◆ Written instruction: Retype every entry exactly, character for character.

##### Given records #####

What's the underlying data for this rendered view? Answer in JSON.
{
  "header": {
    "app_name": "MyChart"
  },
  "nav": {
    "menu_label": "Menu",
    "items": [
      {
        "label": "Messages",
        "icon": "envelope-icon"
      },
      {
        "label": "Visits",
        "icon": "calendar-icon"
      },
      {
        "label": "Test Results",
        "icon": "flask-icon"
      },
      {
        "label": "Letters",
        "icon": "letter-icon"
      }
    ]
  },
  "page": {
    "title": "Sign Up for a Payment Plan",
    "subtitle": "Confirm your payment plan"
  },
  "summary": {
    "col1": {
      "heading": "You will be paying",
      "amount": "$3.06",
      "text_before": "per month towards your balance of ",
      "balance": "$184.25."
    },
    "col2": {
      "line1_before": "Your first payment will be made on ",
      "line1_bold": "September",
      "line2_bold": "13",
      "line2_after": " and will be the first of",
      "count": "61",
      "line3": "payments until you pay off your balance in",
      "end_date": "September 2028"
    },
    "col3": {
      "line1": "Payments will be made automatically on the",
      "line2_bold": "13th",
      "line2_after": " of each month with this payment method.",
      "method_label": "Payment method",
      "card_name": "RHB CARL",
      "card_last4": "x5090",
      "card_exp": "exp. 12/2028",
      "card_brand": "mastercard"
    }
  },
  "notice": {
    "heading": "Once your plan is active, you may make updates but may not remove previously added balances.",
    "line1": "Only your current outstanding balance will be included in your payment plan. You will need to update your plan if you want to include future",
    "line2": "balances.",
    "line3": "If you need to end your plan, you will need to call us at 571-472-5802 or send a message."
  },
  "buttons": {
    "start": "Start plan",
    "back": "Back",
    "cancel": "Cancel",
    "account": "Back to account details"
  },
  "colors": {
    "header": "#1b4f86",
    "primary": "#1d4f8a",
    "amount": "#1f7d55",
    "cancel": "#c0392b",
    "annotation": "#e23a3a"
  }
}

#####

◆ Correct output:
What's the underlying data for this rendered view? Answer in JSON.
{
  "header": {
    "app_name": "MyChart"
  },
  "nav": {
    "menu_label": "Menu",
    "items": [
      {
        "label": "Messages",
        "icon": "envelope-icon"
      },
      {
        "label": "Visits",
        "icon": "calendar-icon"
      },
      {
        "label": "Test Results",
        "icon": "flask-icon"
      },
      {
        "label": "Letters",
        "icon": "letter-icon"
      }
    ]
  },
  "page": {
    "title": "Sign Up for a Payment Plan",
    "subtitle": "Confirm your payment plan"
  },
  "summary": {
    "col1": {
      "heading": "You will be paying",
      "amount": "$3.06",
      "text_before": "per month towards your balance of ",
      "balance": "$184.25."
    },
    "col2": {
      "line1_before": "Your first payment will be made on ",
      "line1_bold": "September",
      "line2_bold": "13",
      "line2_after": " and will be the first of",
      "count": "61",
      "line3": "payments until you pay off your balance in",
      "end_date": "September 2028"
    },
    "col3": {
      "line1": "Payments will be made automatically on the",
      "line2_bold": "13th",
      "line2_after": " of each month with this payment method.",
      "method_label": "Payment method",
      "card_name": "RHB CARL",
      "card_last4": "x5090",
      "card_exp": "exp. 12/2028",
      "card_brand": "mastercard"
    }
  },
  "notice": {
    "heading": "Once your plan is active, you may make updates but may not remove previously added balances.",
    "line1": "Only your current outstanding balance will be included in your payment plan. You will need to update your plan if you want to include future",
    "line2": "balances.",
    "line3": "If you need to end your plan, you will need to call us at 571-472-5802 or send a message."
  },
  "buttons": {
    "start": "Start plan",
    "back": "Back",
    "cancel": "Cancel",
    "account": "Back to account details"
  },
  "colors": {
    "header": "#1b4f86",
    "primary": "#1d4f8a",
    "amount": "#1f7d55",
    "cancel": "#c0392b",
    "annotation": "#e23a3a"
  }
}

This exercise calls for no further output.